## Requirements
Wherever a line holds the string "voltage", copy that line.

## Data listing
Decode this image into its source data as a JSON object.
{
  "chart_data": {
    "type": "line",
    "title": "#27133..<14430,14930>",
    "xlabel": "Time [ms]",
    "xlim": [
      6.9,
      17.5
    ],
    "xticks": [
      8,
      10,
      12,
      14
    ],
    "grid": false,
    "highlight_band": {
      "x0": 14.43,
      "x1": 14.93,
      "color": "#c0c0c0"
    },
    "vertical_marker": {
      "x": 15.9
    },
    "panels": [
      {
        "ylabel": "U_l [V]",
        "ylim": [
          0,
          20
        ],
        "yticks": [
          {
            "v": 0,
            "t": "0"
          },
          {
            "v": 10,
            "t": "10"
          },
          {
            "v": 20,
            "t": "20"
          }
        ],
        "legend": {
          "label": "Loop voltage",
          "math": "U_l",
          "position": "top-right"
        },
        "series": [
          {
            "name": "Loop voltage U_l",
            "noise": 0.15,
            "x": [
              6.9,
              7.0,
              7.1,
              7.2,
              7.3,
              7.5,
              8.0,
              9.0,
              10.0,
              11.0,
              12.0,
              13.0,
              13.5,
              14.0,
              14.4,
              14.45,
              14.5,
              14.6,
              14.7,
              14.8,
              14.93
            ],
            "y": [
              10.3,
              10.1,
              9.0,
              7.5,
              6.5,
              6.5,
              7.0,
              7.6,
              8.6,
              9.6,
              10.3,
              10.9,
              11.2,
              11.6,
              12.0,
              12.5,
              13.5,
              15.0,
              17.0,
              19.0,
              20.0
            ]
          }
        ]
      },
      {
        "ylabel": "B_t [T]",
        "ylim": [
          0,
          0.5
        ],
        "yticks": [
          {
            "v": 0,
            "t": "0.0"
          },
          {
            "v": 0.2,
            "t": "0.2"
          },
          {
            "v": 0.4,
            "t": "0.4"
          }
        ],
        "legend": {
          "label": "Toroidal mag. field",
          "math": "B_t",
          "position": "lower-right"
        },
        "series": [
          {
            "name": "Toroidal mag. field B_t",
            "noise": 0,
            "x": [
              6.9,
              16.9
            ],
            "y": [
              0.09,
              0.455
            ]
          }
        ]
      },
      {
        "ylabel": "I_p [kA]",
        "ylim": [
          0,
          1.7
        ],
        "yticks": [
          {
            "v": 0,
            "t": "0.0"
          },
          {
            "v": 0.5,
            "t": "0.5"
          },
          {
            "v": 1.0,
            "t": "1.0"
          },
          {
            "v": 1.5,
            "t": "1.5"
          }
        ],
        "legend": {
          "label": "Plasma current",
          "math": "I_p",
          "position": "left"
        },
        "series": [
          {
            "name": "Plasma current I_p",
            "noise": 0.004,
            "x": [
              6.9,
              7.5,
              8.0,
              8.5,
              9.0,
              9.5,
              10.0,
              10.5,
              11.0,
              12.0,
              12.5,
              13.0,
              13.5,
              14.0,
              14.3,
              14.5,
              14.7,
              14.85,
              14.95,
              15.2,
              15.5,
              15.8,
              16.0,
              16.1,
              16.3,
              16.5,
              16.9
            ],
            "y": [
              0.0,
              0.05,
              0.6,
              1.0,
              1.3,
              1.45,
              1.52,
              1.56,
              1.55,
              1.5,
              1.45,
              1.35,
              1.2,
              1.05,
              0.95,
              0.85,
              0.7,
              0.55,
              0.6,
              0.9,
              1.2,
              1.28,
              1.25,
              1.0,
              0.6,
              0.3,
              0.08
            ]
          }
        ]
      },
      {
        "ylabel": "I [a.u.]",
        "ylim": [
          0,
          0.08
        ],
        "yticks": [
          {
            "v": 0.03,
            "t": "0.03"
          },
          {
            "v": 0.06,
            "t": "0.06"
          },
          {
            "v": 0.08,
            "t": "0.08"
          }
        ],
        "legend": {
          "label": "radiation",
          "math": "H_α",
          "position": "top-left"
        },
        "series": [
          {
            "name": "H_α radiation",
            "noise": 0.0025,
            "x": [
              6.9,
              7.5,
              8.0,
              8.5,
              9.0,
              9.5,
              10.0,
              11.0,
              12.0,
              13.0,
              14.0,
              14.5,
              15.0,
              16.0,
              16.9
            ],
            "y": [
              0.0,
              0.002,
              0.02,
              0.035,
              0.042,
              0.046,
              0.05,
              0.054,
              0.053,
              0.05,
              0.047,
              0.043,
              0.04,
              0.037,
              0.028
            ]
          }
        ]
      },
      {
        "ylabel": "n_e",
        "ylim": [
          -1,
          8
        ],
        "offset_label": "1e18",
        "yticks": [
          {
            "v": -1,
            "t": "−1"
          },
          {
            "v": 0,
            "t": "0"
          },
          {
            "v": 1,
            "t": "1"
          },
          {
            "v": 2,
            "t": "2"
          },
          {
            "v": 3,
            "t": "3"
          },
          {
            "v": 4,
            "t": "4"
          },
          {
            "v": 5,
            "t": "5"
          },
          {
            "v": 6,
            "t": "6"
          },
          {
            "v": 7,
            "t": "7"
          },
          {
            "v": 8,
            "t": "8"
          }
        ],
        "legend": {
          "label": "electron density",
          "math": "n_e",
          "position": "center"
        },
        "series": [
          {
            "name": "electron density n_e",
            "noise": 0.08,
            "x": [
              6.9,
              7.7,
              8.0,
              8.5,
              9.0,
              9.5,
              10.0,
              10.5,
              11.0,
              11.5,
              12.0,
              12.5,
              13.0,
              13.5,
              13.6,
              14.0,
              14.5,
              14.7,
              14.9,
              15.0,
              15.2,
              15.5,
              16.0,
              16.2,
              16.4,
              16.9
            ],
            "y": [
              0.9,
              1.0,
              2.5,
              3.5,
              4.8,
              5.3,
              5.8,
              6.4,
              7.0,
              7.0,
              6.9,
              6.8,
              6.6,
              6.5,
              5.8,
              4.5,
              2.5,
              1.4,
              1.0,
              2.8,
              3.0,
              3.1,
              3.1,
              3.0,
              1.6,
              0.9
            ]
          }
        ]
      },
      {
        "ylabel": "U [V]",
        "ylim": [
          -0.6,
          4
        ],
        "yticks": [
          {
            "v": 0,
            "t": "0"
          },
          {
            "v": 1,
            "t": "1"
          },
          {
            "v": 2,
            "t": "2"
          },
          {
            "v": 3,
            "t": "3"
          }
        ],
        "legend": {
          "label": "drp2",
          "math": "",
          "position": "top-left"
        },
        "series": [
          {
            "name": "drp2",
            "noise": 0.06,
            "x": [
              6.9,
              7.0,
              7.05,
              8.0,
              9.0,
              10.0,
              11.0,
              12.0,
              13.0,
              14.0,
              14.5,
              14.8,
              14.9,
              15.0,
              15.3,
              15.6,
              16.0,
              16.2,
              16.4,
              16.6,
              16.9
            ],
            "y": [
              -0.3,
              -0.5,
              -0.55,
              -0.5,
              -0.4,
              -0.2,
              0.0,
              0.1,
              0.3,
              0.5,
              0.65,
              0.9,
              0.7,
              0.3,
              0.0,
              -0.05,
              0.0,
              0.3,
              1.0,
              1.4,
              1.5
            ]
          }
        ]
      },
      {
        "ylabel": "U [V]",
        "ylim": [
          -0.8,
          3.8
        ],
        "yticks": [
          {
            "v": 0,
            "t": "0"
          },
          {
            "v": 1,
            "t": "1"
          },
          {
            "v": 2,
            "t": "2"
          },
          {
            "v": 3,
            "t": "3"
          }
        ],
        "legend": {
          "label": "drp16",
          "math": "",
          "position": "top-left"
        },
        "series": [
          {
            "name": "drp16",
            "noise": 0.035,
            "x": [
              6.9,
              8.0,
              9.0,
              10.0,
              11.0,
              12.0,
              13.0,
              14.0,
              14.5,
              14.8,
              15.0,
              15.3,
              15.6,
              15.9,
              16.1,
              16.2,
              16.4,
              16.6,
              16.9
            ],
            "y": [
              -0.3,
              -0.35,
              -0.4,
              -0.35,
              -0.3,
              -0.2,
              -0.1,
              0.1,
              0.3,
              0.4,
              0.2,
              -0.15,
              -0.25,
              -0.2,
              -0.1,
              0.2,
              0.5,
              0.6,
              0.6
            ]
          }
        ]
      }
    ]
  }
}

## Answer to the task
          "label": "Loop voltage",
            "name": "Loop voltage U_l",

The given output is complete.